Material supplied:
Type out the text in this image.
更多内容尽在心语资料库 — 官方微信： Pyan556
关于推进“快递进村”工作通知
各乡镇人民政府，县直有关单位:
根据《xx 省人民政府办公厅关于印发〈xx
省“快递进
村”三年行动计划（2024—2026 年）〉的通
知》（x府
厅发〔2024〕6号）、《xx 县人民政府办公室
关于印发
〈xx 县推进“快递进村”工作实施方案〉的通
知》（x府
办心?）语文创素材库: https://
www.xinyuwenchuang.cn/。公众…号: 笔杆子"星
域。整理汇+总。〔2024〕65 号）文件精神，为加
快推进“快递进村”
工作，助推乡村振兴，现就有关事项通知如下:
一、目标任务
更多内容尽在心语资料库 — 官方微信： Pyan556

Job: Wherever the word "快递进村" occurs in a line of the listing, copy that line.

Written response:
关于推进“快递进村”工作通知
〈xx 县推进“快递进村”工作实施方案〉的通
快推进“快递进村”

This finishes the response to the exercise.